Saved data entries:
>> START

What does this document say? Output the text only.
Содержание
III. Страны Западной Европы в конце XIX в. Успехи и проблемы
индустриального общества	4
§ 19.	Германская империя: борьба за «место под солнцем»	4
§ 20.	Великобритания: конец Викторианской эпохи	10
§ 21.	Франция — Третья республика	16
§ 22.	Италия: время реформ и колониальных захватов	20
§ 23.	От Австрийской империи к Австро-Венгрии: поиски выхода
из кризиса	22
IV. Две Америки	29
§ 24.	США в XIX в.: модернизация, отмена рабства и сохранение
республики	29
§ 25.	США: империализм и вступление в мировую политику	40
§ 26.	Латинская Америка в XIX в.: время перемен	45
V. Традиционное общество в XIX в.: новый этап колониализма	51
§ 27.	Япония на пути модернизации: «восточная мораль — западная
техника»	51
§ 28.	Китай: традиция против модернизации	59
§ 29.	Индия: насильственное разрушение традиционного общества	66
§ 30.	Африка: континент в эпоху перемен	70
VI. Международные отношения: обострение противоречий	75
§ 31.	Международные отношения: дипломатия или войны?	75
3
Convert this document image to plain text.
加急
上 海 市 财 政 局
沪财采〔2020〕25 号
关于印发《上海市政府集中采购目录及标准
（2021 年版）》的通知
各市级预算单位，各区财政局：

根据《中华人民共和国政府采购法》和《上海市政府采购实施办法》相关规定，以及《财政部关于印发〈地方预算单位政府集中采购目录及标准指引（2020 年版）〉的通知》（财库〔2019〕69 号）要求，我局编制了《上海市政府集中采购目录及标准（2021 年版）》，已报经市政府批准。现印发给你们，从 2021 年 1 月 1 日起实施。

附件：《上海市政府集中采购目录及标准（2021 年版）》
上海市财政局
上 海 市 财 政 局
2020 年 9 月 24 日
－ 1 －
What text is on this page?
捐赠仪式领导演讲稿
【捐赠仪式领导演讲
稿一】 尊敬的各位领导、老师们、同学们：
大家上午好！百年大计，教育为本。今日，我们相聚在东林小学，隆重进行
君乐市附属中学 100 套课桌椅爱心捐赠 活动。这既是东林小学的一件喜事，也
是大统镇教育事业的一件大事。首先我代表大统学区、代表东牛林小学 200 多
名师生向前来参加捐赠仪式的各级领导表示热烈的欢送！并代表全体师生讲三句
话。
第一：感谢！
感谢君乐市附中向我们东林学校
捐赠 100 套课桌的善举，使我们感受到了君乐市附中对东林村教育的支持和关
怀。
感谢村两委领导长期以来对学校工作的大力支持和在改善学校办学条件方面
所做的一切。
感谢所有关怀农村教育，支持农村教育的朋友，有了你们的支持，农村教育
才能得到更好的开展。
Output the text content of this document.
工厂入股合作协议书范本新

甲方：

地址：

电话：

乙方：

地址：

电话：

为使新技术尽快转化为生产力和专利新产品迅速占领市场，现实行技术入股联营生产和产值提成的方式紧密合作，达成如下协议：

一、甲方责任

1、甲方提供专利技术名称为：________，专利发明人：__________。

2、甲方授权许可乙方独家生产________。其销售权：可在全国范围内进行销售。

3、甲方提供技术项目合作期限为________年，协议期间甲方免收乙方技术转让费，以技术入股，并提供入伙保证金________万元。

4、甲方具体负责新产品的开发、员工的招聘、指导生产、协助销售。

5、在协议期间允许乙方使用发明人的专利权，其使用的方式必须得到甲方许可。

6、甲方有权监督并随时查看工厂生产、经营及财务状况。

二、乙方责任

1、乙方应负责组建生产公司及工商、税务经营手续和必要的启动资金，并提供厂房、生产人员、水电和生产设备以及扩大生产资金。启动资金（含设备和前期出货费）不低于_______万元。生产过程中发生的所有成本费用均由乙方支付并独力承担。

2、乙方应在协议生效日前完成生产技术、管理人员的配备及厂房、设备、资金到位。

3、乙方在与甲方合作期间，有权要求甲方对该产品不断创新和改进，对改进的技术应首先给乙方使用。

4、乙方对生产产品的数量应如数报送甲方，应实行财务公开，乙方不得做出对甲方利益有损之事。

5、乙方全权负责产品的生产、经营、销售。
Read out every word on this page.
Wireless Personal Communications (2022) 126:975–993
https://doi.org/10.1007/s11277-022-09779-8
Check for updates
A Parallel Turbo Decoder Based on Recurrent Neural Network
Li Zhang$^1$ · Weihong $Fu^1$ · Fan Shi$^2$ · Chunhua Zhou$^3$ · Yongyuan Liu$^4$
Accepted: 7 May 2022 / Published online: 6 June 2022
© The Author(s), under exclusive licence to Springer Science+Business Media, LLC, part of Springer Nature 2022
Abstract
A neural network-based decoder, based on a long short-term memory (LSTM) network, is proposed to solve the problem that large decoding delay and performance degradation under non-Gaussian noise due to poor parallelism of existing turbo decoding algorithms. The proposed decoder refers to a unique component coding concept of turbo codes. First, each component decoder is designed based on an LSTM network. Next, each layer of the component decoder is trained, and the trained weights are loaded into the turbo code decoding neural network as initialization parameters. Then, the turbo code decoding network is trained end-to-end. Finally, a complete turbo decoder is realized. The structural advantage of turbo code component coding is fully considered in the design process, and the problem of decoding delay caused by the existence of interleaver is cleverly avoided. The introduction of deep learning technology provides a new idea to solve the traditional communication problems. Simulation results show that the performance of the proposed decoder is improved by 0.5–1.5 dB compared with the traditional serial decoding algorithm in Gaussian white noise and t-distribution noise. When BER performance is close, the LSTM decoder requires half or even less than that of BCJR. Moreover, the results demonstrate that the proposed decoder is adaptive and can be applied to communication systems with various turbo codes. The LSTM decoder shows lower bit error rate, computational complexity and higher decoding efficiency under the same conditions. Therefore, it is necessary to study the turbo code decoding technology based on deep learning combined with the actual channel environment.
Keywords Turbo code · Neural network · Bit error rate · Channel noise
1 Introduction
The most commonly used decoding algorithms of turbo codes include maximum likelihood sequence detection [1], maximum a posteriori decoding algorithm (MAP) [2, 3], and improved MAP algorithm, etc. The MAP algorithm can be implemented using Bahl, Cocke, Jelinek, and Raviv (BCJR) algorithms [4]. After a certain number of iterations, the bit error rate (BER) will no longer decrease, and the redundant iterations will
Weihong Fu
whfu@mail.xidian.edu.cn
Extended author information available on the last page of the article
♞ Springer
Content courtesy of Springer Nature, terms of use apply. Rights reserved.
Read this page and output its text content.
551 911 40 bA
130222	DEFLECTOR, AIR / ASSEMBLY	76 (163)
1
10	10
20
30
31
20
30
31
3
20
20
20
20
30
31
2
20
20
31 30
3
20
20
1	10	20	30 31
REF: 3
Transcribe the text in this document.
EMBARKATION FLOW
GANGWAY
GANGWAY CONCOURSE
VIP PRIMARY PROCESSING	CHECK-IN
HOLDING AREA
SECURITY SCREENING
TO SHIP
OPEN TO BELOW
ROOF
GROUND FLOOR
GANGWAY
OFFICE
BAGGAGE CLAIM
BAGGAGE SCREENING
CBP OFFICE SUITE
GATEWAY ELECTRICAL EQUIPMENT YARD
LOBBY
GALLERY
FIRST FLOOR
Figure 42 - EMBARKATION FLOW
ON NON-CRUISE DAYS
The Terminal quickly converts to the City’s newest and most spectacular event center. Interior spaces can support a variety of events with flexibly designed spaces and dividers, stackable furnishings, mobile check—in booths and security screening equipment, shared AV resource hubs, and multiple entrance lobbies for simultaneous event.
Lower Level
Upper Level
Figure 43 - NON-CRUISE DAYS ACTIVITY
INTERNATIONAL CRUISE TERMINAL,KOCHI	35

>> END

◆ **Aim of the exercise**: Report each line of the material above where the word "What" appears.

◆ **Written reply**:
What does this document say? Output the text only.
What text is on this page?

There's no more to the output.